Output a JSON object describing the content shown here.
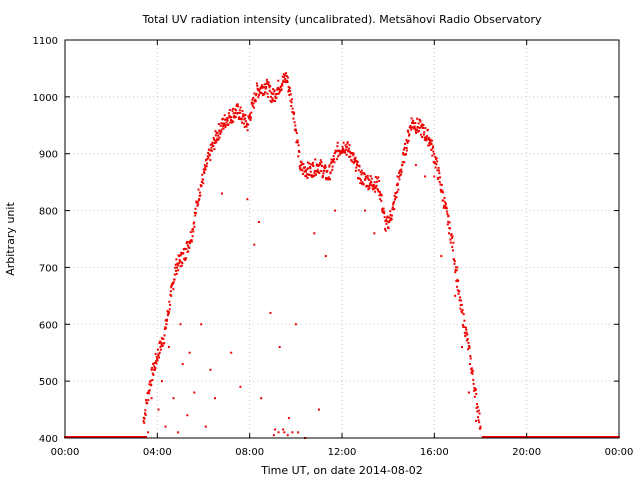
{
  "chart_data": {
    "type": "scatter",
    "title": "Total UV radiation intensity (uncalibrated). Metsähovi Radio Observatory",
    "xlabel": "Time UT, on date 2014-08-02",
    "ylabel": "Arbitrary unit",
    "xlim": [
      0,
      24
    ],
    "ylim": [
      400,
      1100
    ],
    "x_tick_values": [
      0,
      4,
      8,
      12,
      16,
      20,
      24
    ],
    "x_tick_labels": [
      "00:00",
      "04:00",
      "08:00",
      "12:00",
      "16:00",
      "20:00",
      "00:00"
    ],
    "y_tick_values": [
      400,
      500,
      600,
      700,
      800,
      900,
      1000,
      1100
    ],
    "y_tick_labels": [
      "400",
      "500",
      "600",
      "700",
      "800",
      "900",
      "1000",
      "1100"
    ],
    "grid": true,
    "marker_color": "#ee0000",
    "baseline_segments": [
      {
        "x_start": 0.0,
        "x_end": 3.55,
        "y": 400
      },
      {
        "x_start": 18.1,
        "x_end": 24.0,
        "y": 400
      }
    ],
    "envelope": {
      "x": [
        3.4,
        3.7,
        4.0,
        4.3,
        4.8,
        5.2,
        5.5,
        5.8,
        6.2,
        6.6,
        7.0,
        7.5,
        7.9,
        8.3,
        8.7,
        9.0,
        9.3,
        9.6,
        9.9,
        10.2,
        10.6,
        11.0,
        11.4,
        11.8,
        12.1,
        12.4,
        12.8,
        13.2,
        13.6,
        13.9,
        14.2,
        14.6,
        15.0,
        15.4,
        15.8,
        16.1,
        16.5,
        16.8,
        17.1,
        17.4,
        17.7,
        18.0
      ],
      "y": [
        430,
        500,
        545,
        580,
        700,
        725,
        760,
        830,
        890,
        935,
        962,
        975,
        950,
        1010,
        1020,
        1000,
        1020,
        1035,
        975,
        875,
        870,
        880,
        860,
        905,
        915,
        900,
        860,
        850,
        845,
        770,
        800,
        880,
        955,
        945,
        925,
        880,
        800,
        740,
        640,
        580,
        500,
        420
      ]
    },
    "scatter_points": {
      "x": [
        3.6,
        3.75,
        3.9,
        4.05,
        4.2,
        4.35,
        4.5,
        4.7,
        4.9,
        5.1,
        5.3,
        5.6,
        5.9,
        6.1,
        6.3,
        6.5,
        7.2,
        7.6,
        8.2,
        8.5,
        8.9,
        9.1,
        9.3,
        9.5,
        9.7,
        10.0,
        10.4,
        10.8,
        11.3,
        11.7,
        12.6,
        13.0,
        13.4,
        14.0,
        14.4,
        14.8,
        15.2,
        15.6,
        16.0,
        16.3,
        16.6,
        16.9,
        17.2,
        17.5,
        17.8,
        18.0,
        9.05,
        9.25,
        9.45,
        9.65,
        9.85,
        10.1,
        7.9,
        8.4,
        5.0,
        5.4,
        4.6,
        6.8,
        11.0,
        17.0
      ],
      "y": [
        410,
        470,
        520,
        450,
        500,
        420,
        560,
        470,
        410,
        530,
        440,
        480,
        600,
        420,
        520,
        470,
        550,
        490,
        740,
        470,
        620,
        415,
        560,
        410,
        435,
        600,
        400,
        760,
        720,
        800,
        870,
        800,
        760,
        770,
        860,
        910,
        880,
        860,
        860,
        720,
        790,
        650,
        560,
        480,
        430,
        420,
        405,
        410,
        415,
        405,
        410,
        410,
        820,
        780,
        600,
        550,
        650,
        830,
        450,
        700
      ]
    }
  }
}
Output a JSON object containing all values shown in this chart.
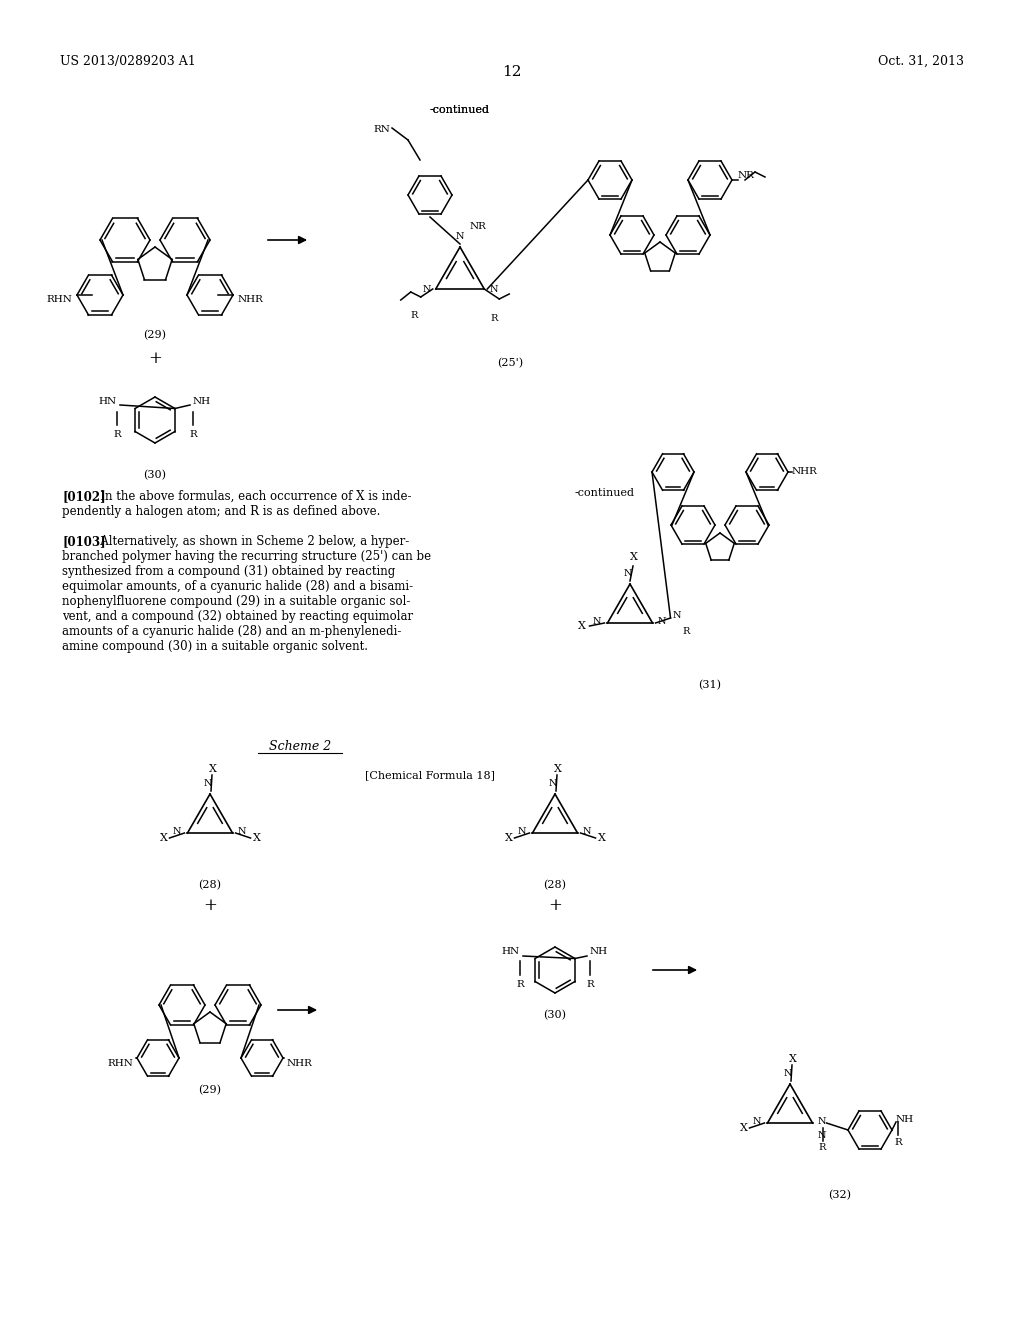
{
  "page_header_left": "US 2013/0289203 A1",
  "page_header_right": "Oct. 31, 2013",
  "page_number": "12",
  "background_color": "#ffffff",
  "text_color": "#000000",
  "gray_color": "#666666",
  "light_gray": "#999999"
}
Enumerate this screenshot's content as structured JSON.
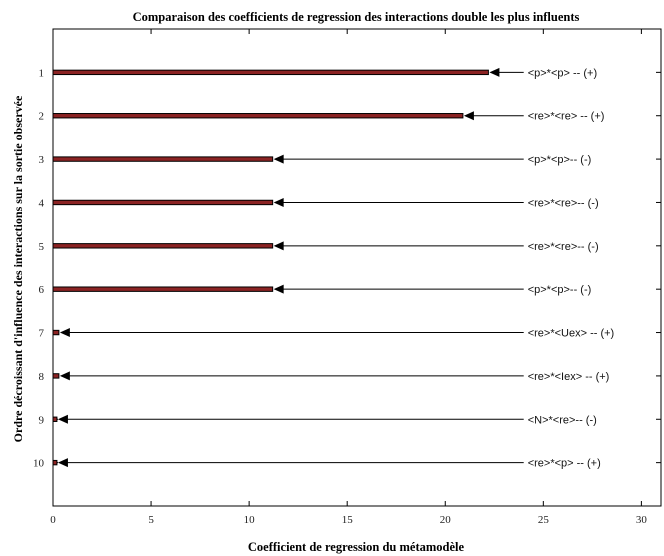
{
  "chart_data": {
    "type": "bar",
    "orientation": "horizontal",
    "title": "Comparaison des coefficients de regression des interactions double les plus influents",
    "xlabel": "Coefficient de regression du métamodèle",
    "ylabel": "Ordre décroissant d'influence des interactions sur la sortie observée",
    "xlim": [
      0,
      31
    ],
    "xticks": [
      0,
      5,
      10,
      15,
      20,
      25,
      30
    ],
    "ylim": [
      0,
      11
    ],
    "categories": [
      "1",
      "2",
      "3",
      "4",
      "5",
      "6",
      "7",
      "8",
      "9",
      "10"
    ],
    "values": [
      22.2,
      20.9,
      11.2,
      11.2,
      11.2,
      11.2,
      0.3,
      0.3,
      0.2,
      0.2
    ],
    "annotations": [
      "<p>*<p> -- (+)",
      "<re>*<re> -- (+)",
      "<p>*<p>-- (-)",
      "<re>*<re>-- (-)",
      "<re>*<re>-- (-)",
      "<p>*<p>-- (-)",
      "<re>*<Uex> -- (+)",
      "<re>*<Iex> -- (+)",
      "<N>*<re>-- (-)",
      "<re>*<p> -- (+)"
    ],
    "annotation_x": 24,
    "grid": false,
    "colors": {
      "bar_fill": "#8b2323",
      "bar_edge": "#000000",
      "arrow": "#000000",
      "axis": "#000000"
    }
  }
}
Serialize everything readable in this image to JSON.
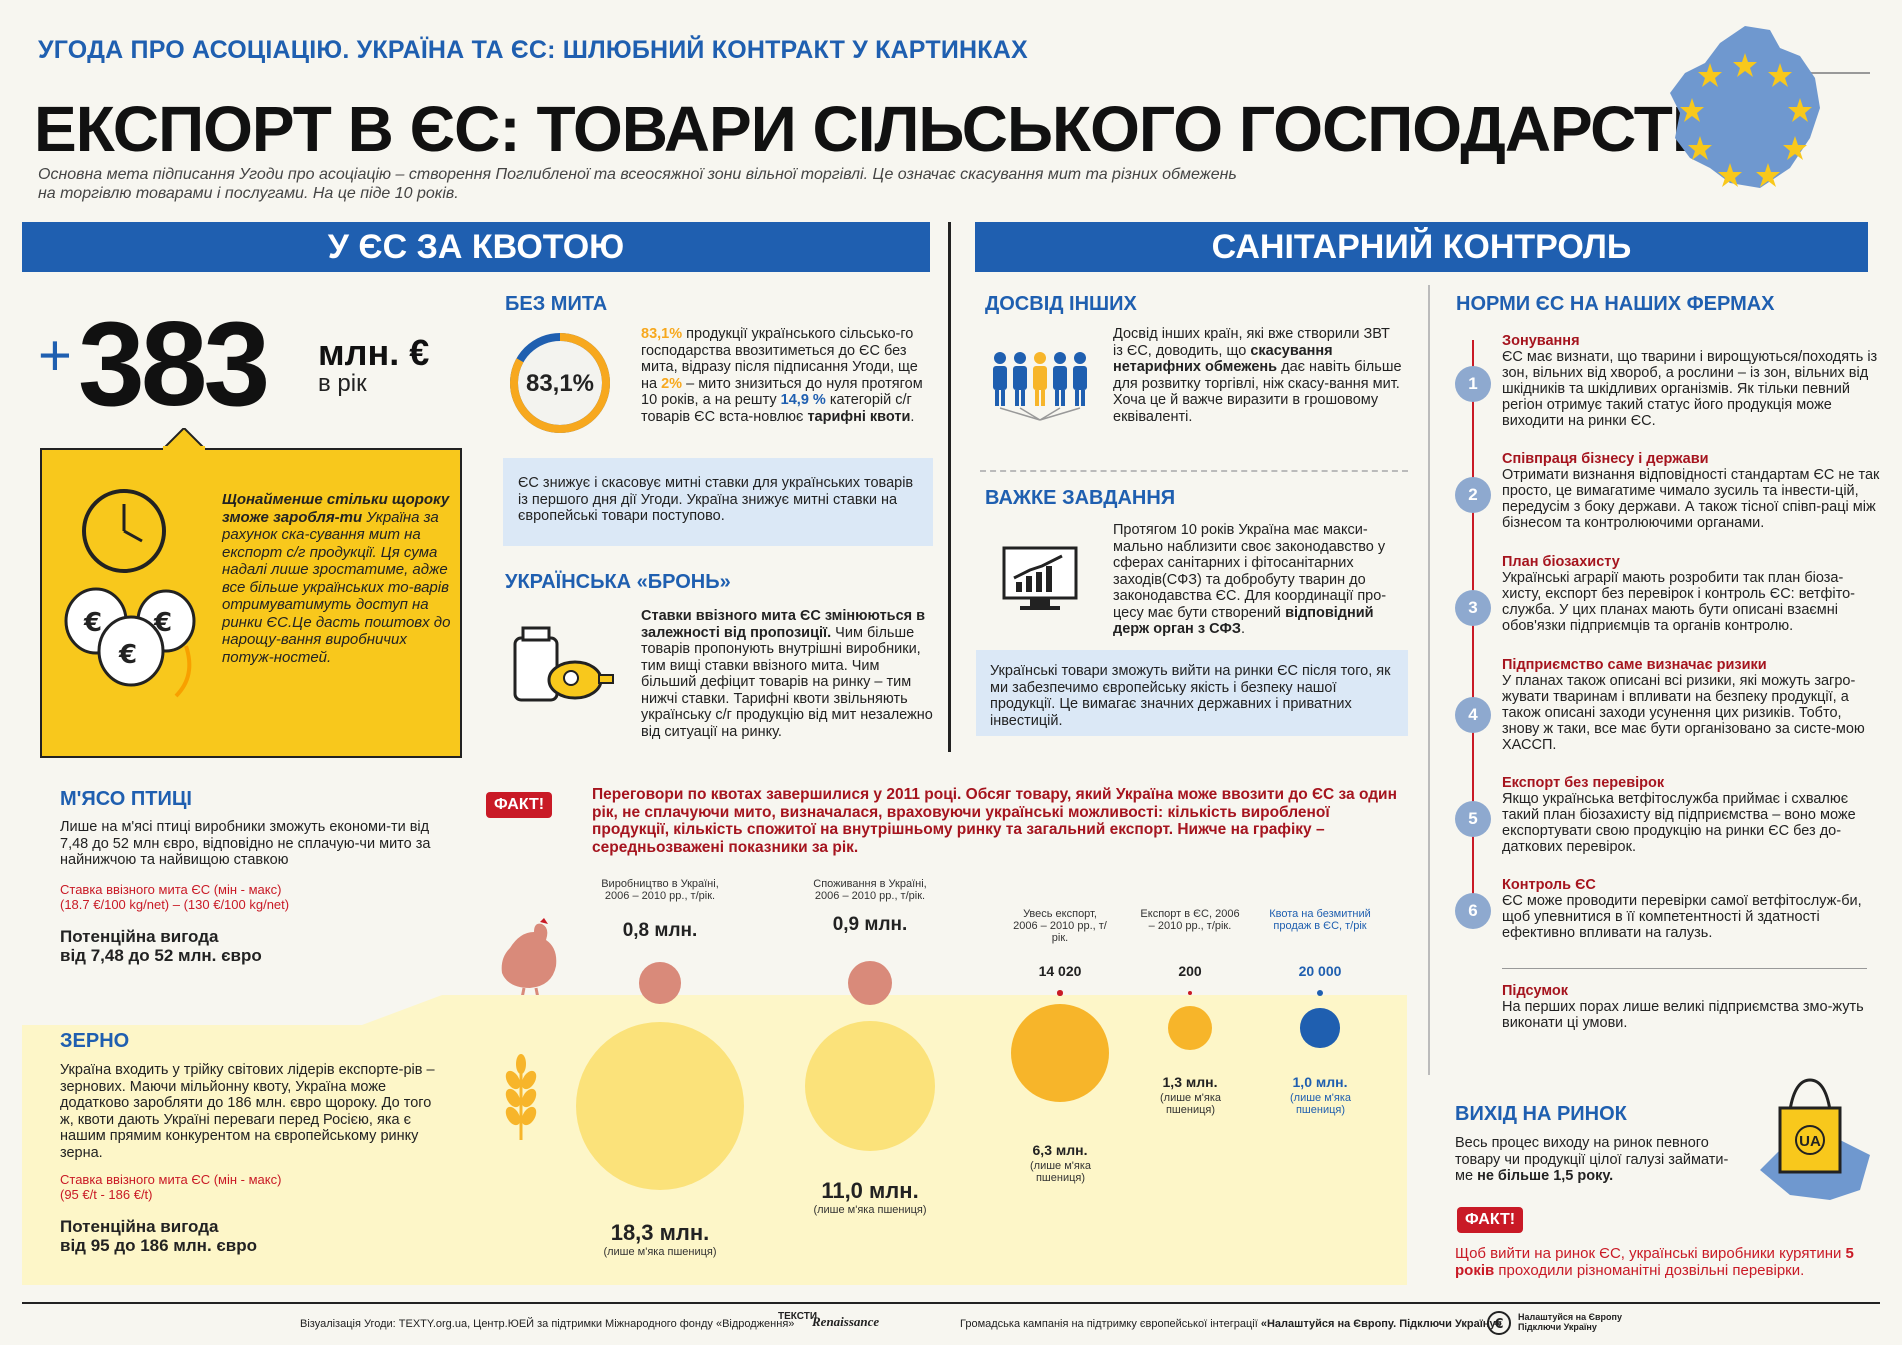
{
  "header": {
    "series_title": "УГОДА ПРО АСОЦІАЦІЮ. УКРАЇНА ТА ЄС: ШЛЮБНИЙ КОНТРАКТ У КАРТИНКАХ",
    "title": "ЕКСПОРТ В ЄС: ТОВАРИ СІЛЬСЬКОГО ГОСПОДАРСТВА",
    "lead": "Основна мета підписання Угоди про асоціацію – створення Поглибленої та всеосяжної зони вільної торгівлі. Це означає  скасування мит та різних обмежень на торгівлю товарами і послугами. На це піде 10 років."
  },
  "quota": {
    "band": "У ЄС ЗА КВОТОЮ",
    "plus": "+",
    "big_number": "383",
    "unit": "млн. €",
    "per_year": "в рік",
    "yellow_bold": "Щонайменше стільки щороку зможе заробля-ти",
    "yellow_text": " Україна за рахунок ска-сування мит на експорт с/г продукції. Ця сума надалі лише зростатиме, адже все більше українських то-варів отримуватимуть доступ на ринки ЄС.Це дасть поштовх до нарощу-вання виробничих потуж-ностей.",
    "duty_free": {
      "heading": "БЕЗ МИТА",
      "pct_label": "83,1%",
      "pct_value": 83.1,
      "t1_pct": "83,1%",
      "t1": " продукції українського сільсько-го господарства ввозитиметься до ЄС без мита, відразу після підписання Угоди, ще на ",
      "t1_pct2": "2%",
      "t2": " – мито знизиться до нуля протягом 10 років, а на решту ",
      "t2_pct": "14,9 %",
      "t3": " категорій с/г товарів ЄС вста-новлює ",
      "t3_bold": "тарифні квоти",
      "t4": ".",
      "note": "ЄС знижує і скасовує митні ставки для українських товарів із першого дня дії Угоди. Україна знижує митні ставки на європейські товари поступово."
    },
    "armor": {
      "heading": "УКРАЇНСЬКА «БРОНЬ»",
      "bold": "Ставки ввізного мита ЄС змінюються в залежності від пропозиції.",
      "text": " Чим більше товарів пропонують внутрішні виробники, тим вищі ставки ввізного мита. Чим більший дефіцит товарів на ринку – тим нижчі ставки. Тарифні квоти звільняють українську с/г продукцію від мит незалежно від ситуації на ринку."
    }
  },
  "sanitary": {
    "band": "САНІТАРНИЙ КОНТРОЛЬ",
    "others": {
      "heading": "ДОСВІД ІНШИХ",
      "t1": "Досвід інших країн, які вже створили ЗВТ із ЄС, доводить, що ",
      "bold": "скасування нетарифних обмежень",
      "t2": " дає навіть більше для розвитку торгівлі, ніж скасу-вання мит. Хоча це й важче виразити в грошовому еквіваленті."
    },
    "hard": {
      "heading": "ВАЖКЕ ЗАВДАННЯ",
      "t1": "Протягом 10 років Україна має макси-мально наблизити своє законодавство у сферах санітарних і фітосанітарних заходів(СФЗ) та добробуту тварин до законодавства ЄС. Для координації про-цесу має бути створений ",
      "bold": "відповідний держ орган з СФЗ",
      "t2": ".",
      "note": "Українські товари зможуть вийти на ринки ЄС після того, як ми забезпечимо європейську якість і безпеку нашої продукції. Це вимагає значних  державних і приватних інвестицій."
    },
    "norms": {
      "heading": "НОРМИ ЄС НА НАШИХ ФЕРМАХ",
      "steps": [
        {
          "n": "1",
          "title": "Зонування",
          "text": "ЄС має визнати, що тварини і вирощуються/походять із зон, вільних від хвороб, а рослини – із зон, вільних від шкідників та шкідливих організмів. Як тільки певний регіон  отримує  такий статус його продукція може виходити  на ринки ЄС."
        },
        {
          "n": "2",
          "title": "Співпраця бізнесу і держави",
          "text": "Отримати визнання відповідності стандартам ЄС не так просто, це вимагатиме чимало зусиль та інвести-цій, передусім з боку держави. А також тісної співп-раці між бізнесом та контролюючими органами."
        },
        {
          "n": "3",
          "title": "План біозахисту",
          "text": "Українські аграрії  мають  розробити так план біоза-хисту, експорт без перевірок і контроль ЄС: ветфіто-служба. У цих планах мають бути описані взаємні обов'язки підприємців та органів контролю."
        },
        {
          "n": "4",
          "title": "Підприємство саме визначає ризики",
          "text": "У планах також описані всі ризики, які можуть загро-жувати тваринам і впливати на безпеку продукції, а також описані заходи усунення  цих ризиків. Тобто, знову ж таки, все має бути організовано за систе-мою ХАССП."
        },
        {
          "n": "5",
          "title": "Експорт без перевірок",
          "text": "Якщо українська ветфітослужба приймає і схвалює такий план біозахисту від підприємства – воно може експортувати свою продукцію на ринки ЄС без до-даткових перевірок."
        },
        {
          "n": "6",
          "title": "Контроль ЄС",
          "text": "ЄС може проводити перевірки самої ветфітослуж-би, щоб упевнитися  в її  компетентності й здатності ефективно впливати на галузь."
        }
      ],
      "summary_title": "Підсумок",
      "summary_text": "На перших порах лише великі  підприємства  змо-жуть виконати ці умови."
    },
    "market": {
      "heading": "ВИХІД НА РИНОК",
      "t1": "Весь процес виходу на ринок певного товару чи продукції цілої галузі займати-ме ",
      "bold": "не більше 1,5 року.",
      "bag_label": "UA",
      "fact_label": "ФАКТ!",
      "fact_t1": "Щоб вийти на ринок ЄС, українські виробники курятини ",
      "fact_bold": "5 років",
      "fact_t2": " проходили різноманітні дозвільні перевірки."
    }
  },
  "fact": {
    "label": "ФАКТ!",
    "text": "Переговори по квотах завершилися у 2011 році. Обсяг товару, який Україна може ввозити до ЄС за один рік, не сплачуючи мито, визначалася, враховуючи українські можливості: кількість виробленої продукції, кількість спожитої на внутрішньому ринку та загальний експорт. Нижче на графіку – середньозважені показники за рік."
  },
  "poultry": {
    "heading": "М'ЯСО ПТИЦІ",
    "text": "Лише на м'ясі птиці виробники зможуть економи-ти від 7,48 до 52 млн євро, відповідно не сплачую-чи мито за найнижчою та найвищою ставкою",
    "rate_label": "Ставка ввізного мита ЄС (мін - макс)",
    "rate_value": "(18.7 €/100 kg/net) – (130 €/100 kg/net)",
    "benefit_label": "Потенційна вигода",
    "benefit_value": "від 7,48 до 52 млн. євро"
  },
  "grain": {
    "heading": "ЗЕРНО",
    "text": "Україна входить у трійку світових лідерів експорте-рів – зернових. Маючи мільйонну квоту, Україна може додатково заробляти до 186 млн. євро щороку. До того ж, квоти дають Україні переваги перед Росією, яка є нашим прямим конкурентом на європейському ринку зерна.",
    "rate_label": "Ставка ввізного мита ЄС (мін - макс)",
    "rate_value": "(95 €/t - 186 €/t)",
    "benefit_label": "Потенційна вигода",
    "benefit_value": "від 95 до 186 млн. євро"
  },
  "chart_data": {
    "type": "bubble",
    "categories": [
      "Виробництво в  Україні, 2006 – 2010 рр., т/рік.",
      "Споживання в  Україні, 2006 – 2010 рр., т/рік.",
      "Увесь експорт, 2006 – 2010 рр., т/рік.",
      "Експорт в ЄС, 2006 – 2010 рр., т/рік.",
      "Квота на безмитний продаж в ЄС, т/рік"
    ],
    "series": [
      {
        "name": "М'ЯСО ПТИЦІ",
        "labels": [
          "0,8 млн.",
          "0,9 млн.",
          "14 020",
          "200",
          "20 000"
        ],
        "values": [
          800000,
          900000,
          14020,
          200,
          20000
        ]
      },
      {
        "name": "ЗЕРНО",
        "labels": [
          "18,3 млн.",
          "11,0 млн.",
          "6,3 млн.",
          "1,3 млн.",
          "1,0 млн."
        ],
        "values": [
          18300000,
          11000000,
          6300000,
          1300000,
          1000000
        ],
        "note": "(лише м'яка пшениця)"
      }
    ],
    "colors": {
      "poultry": "#d98a7a",
      "grain_light": "#fbe27a",
      "grain_orange": "#f7b52a",
      "quota": "#1f5fb0"
    }
  },
  "footer": {
    "left": "Візуалізація Угоди: TEXTY.org.ua, Центр.ЮЕЙ за підтримки Міжнародного фонду «Відродження»",
    "logo1": "ТЕКСТИ",
    "logo2": "Renaissance",
    "center_pre": "Громадська кампанія на підтримку європейської інтеграції ",
    "center_bold": "«Налаштуйся на Європу. Підключи Україну»",
    "right": "Налаштуйся на Європу Підключи Україну"
  }
}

__REQUIRED WORK__. From the listing, copy every line where the string "xlabel" appears.

__EXERCISE OUTPUT__.
    "xlabel": "Time UT, on date 2014-08-02",
    "xlabel": "Coefficient de regression du métamodèle",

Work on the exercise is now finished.